#### [Given instruction]
Please give the listing again, word for word, with nothing left out.

#### [Stored records]
--------------------------------
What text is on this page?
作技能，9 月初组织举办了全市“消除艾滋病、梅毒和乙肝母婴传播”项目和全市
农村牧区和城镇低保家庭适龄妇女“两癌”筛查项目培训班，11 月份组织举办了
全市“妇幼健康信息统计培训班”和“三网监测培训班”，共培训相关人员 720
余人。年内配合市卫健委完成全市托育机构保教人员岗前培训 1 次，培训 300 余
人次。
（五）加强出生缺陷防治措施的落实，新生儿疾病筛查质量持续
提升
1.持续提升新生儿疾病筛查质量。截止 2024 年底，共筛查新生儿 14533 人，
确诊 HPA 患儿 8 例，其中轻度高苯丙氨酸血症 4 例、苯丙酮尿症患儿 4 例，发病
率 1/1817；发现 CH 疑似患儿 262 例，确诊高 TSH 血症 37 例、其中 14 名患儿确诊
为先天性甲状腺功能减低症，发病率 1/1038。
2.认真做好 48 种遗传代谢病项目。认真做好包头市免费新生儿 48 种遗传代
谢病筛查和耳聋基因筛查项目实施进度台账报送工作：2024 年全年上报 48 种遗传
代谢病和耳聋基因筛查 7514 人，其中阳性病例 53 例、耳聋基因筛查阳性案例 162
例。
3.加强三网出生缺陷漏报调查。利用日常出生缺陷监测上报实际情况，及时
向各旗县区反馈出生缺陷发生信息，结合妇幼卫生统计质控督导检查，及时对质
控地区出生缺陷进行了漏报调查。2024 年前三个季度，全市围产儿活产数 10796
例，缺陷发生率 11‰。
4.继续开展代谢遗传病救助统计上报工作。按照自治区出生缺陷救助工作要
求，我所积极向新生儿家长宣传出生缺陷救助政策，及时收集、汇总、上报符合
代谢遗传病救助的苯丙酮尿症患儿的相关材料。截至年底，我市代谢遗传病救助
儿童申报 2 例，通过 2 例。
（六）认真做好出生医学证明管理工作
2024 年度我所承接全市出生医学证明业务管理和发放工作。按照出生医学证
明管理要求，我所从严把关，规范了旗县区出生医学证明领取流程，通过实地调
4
--------------------------------
#### [Complete answer]
What text is on this page?
作技能，9 月初组织举办了全市“消除艾滋病、梅毒和乙肝母婴传播”项目和全市
农村牧区和城镇低保家庭适龄妇女“两癌”筛查项目培训班，11 月份组织举办了
全市“妇幼健康信息统计培训班”和“三网监测培训班”，共培训相关人员 720
余人。年内配合市卫健委完成全市托育机构保教人员岗前培训 1 次，培训 300 余
人次。
（五）加强出生缺陷防治措施的落实，新生儿疾病筛查质量持续
提升
1.持续提升新生儿疾病筛查质量。截止 2024 年底，共筛查新生儿 14533 人，
确诊 HPA 患儿 8 例，其中轻度高苯丙氨酸血症 4 例、苯丙酮尿症患儿 4 例，发病
率 1/1817；发现 CH 疑似患儿 262 例，确诊高 TSH 血症 37 例、其中 14 名患儿确诊
为先天性甲状腺功能减低症，发病率 1/1038。
2.认真做好 48 种遗传代谢病项目。认真做好包头市免费新生儿 48 种遗传代
谢病筛查和耳聋基因筛查项目实施进度台账报送工作：2024 年全年上报 48 种遗传
代谢病和耳聋基因筛查 7514 人，其中阳性病例 53 例、耳聋基因筛查阳性案例 162
例。
3.加强三网出生缺陷漏报调查。利用日常出生缺陷监测上报实际情况，及时
向各旗县区反馈出生缺陷发生信息，结合妇幼卫生统计质控督导检查，及时对质
控地区出生缺陷进行了漏报调查。2024 年前三个季度，全市围产儿活产数 10796
例，缺陷发生率 11‰。
4.继续开展代谢遗传病救助统计上报工作。按照自治区出生缺陷救助工作要
求，我所积极向新生儿家长宣传出生缺陷救助政策，及时收集、汇总、上报符合
代谢遗传病救助的苯丙酮尿症患儿的相关材料。截至年底，我市代谢遗传病救助
儿童申报 2 例，通过 2 例。
（六）认真做好出生医学证明管理工作
2024 年度我所承接全市出生医学证明业务管理和发放工作。按照出生医学证
明管理要求，我所从严把关，规范了旗县区出生医学证明领取流程，通过实地调
4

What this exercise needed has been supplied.